━━ Extrait de la source

Poèmes d'amour de frère Paul Giustiniani


Nous pensons que beaucoup seront heureux de lire quelques-uns des nombreux poèmes où frère Paul a traduit, ou plutôt essayé de traduire, son angoisse d'amour à l'égard de ce Dieu dont le Visage a été le tourment de sa vie solitaire. Il serait, bien sûr, préférable de les lire dans l'original vénitien ou italien. Nous sommes donc confus d'esquisser une traduction à peu près fidèle. Mais je crois que quelques lecteurs sauront aller au-delà des mots et des images et reconnaîtront leur propre tourment.


I

Révélation de l'amour

Si existe sur terre

Un homme pleinement heureux

Avant même que son âme

Ne se soit échappée de son corps,

Cet homme c'est bien moi

Qui sais Celui qui m'enamoure

Cause de mon bonheur et Source de ma joie.

Autant sans amour j'ai vécu

Jusqu'à ce que Tu Te révèles,

Autant, lorsqu'enfin j'ai commencé

A T'aimer, cher Seigneur mien,

J'ai pénétré par ta douce pitié,

En un océan de bonheur

Où je n'ai point trouvé encore

Semblance d'amertume.

Me voici désormais

Sous le charme d'un tel Amant

Que je commence à vivre hors de moi.

J'étais mort et me voici vivant,

Arraché à la terre, en marche vers le ciel.

O douce et bienheureuse destinée,

De quelle splendeur tu envahis mon âme.


II

Recherche du Visage

L'amour soulève ma pensée

Haut, vers le ciel

Sans que je puisse, hélas,

Embrasser ton mystère, ô mon Dieu.

En mon cœur est sculpté ton Visage

Mais l'image est si loin de la Réalité !

Jusqu'à ce tien, total et sublime Mystère,

Jusqu'à cette beauté que

De loin, ici-bas, avec une telle impatience

Je désire enfin contempler,

Je ne puis élever mes yeux

Ni fixer mon regard.

Comme le papillon du soir

Qui ne vole très haut et

Ne peut fixer la lucerne

Mais tourne, tourne autour

D'une vacillante lumière,

Telle est mon âme

Captive encore

Des ombres de la terre.


Appendice III


Vers la béatification officielle?

━━━━
━━ Données

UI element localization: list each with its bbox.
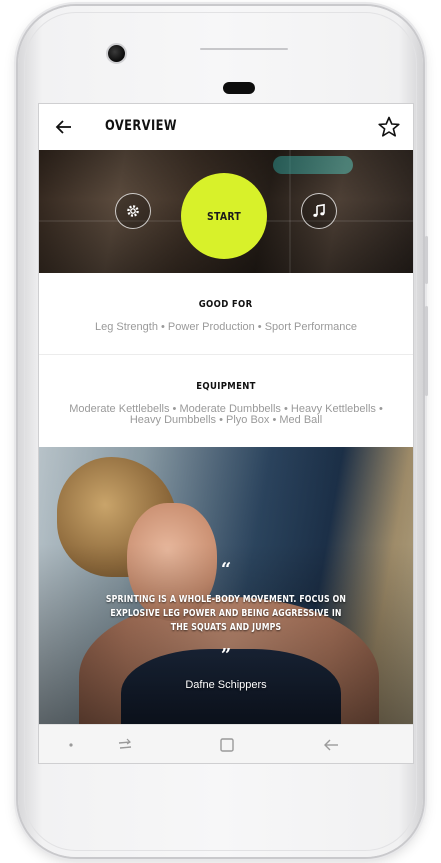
good-for-section: GOOD FOR Leg Strength • Power Production… [39, 294, 413, 333]
top-app-bar: OVERVIEW [39, 104, 413, 151]
good-for-text: Leg Strength • Power Production • Sport … [94, 321, 358, 333]
quote-text: SPRINTING IS A WHOLE-BODY MOVEMENT. FOCU… [79, 593, 373, 635]
recent-apps-button[interactable] [115, 735, 135, 755]
favorite-button[interactable] [377, 115, 401, 139]
nav-dot-button[interactable] [61, 735, 81, 755]
settings-button[interactable] [115, 193, 151, 229]
quote-close-mark: ” [220, 645, 232, 666]
recent-apps-icon [118, 738, 132, 749]
gear-icon [127, 205, 139, 217]
star-outline-icon [378, 116, 400, 137]
good-for-heading: GOOD FOR [199, 299, 253, 310]
app-screen: OVERVIEW START GOOD FOR Leg Strength • P… [38, 103, 414, 764]
quote-text-content: SPRINTING IS A WHOLE-BODY MOVEMENT. FOCU… [105, 594, 347, 633]
athlete-quote-card: “ SPRINTING IS A WHOLE-BODY MOVEMENT. FO… [39, 447, 413, 724]
earpiece-speaker [223, 82, 255, 94]
quote-author: Dafne Schippers [185, 679, 267, 691]
back-arrow-icon [324, 739, 338, 751]
volume-button [425, 306, 428, 396]
quote-open-mark: “ [220, 559, 232, 580]
start-button[interactable]: START [181, 173, 267, 259]
equipment-section: EQUIPMENT Moderate Kettlebells • Moderat… [39, 376, 413, 426]
arrow-left-icon [55, 120, 71, 134]
power-button [425, 236, 428, 284]
dot-icon [69, 743, 73, 747]
music-note-icon [313, 203, 325, 217]
sensor-strip [200, 48, 288, 50]
back-button[interactable] [53, 116, 75, 138]
home-square-icon [220, 738, 234, 752]
equipment-heading: EQUIPMENT [196, 381, 256, 392]
home-button[interactable] [217, 735, 237, 755]
section-divider [39, 354, 413, 355]
equipment-text: Moderate Kettlebells • Moderate Dumbbell… [69, 403, 383, 426]
front-camera [106, 43, 127, 64]
system-back-button[interactable] [321, 735, 341, 755]
hero-shoe [273, 156, 353, 174]
music-button[interactable] [301, 193, 337, 229]
system-nav-bar [39, 724, 413, 763]
start-button-label: START [206, 209, 242, 223]
page-title: OVERVIEW [105, 118, 177, 134]
workout-hero: START [39, 150, 413, 273]
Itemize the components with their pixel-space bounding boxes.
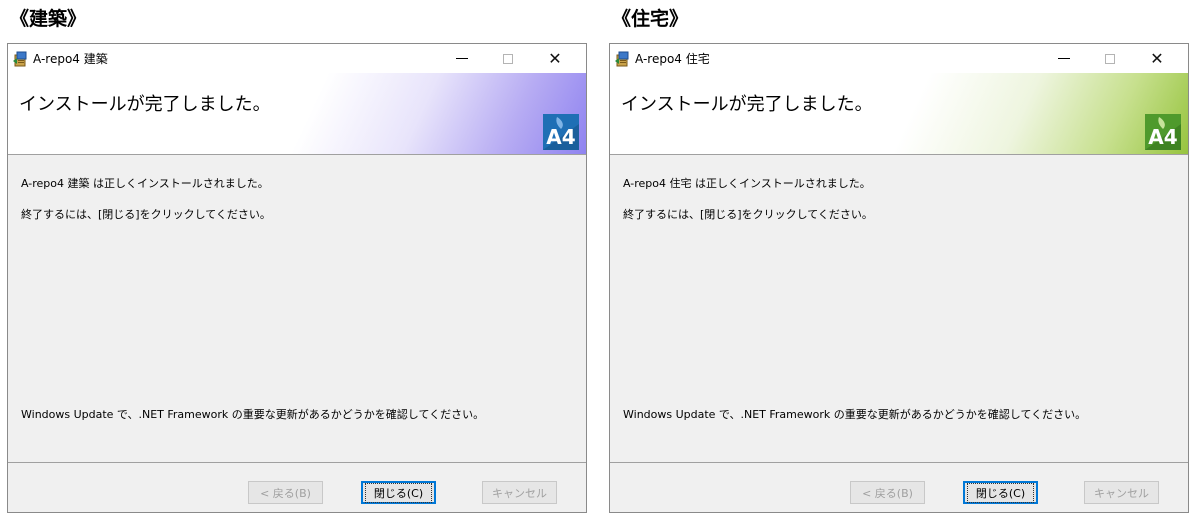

━━━━

*Défi A*.
Répondez à ces questions sur l'extrait :
(i) Selon l'introduction, dans quelles langues originales serait-il préférable de lire les poèmes ?
(ii) Quel titre porte le poème I ?
(iii) À quel insecte l'âme est-elle comparée dans le poème « Recherche du Visage » ?
*Défi B*. Recopiez le passage de l'extrait qui commence par « En un océan » et se poursuit jusqu'à « hors de moi. ».

*Résultat de l'exercice A*.
(i) En vénitien ou en italien.
(ii) « Révélation de l'amour ».
(iii) Au papillon du soir.

*Résultat de l'exercice B*.
En un océan de bonheur

Où je n'ai point trouvé encore

Semblance d'amertume.

Me voici désormais

Sous le charme d'un tel Amant

Que je commence à vivre hors de moi.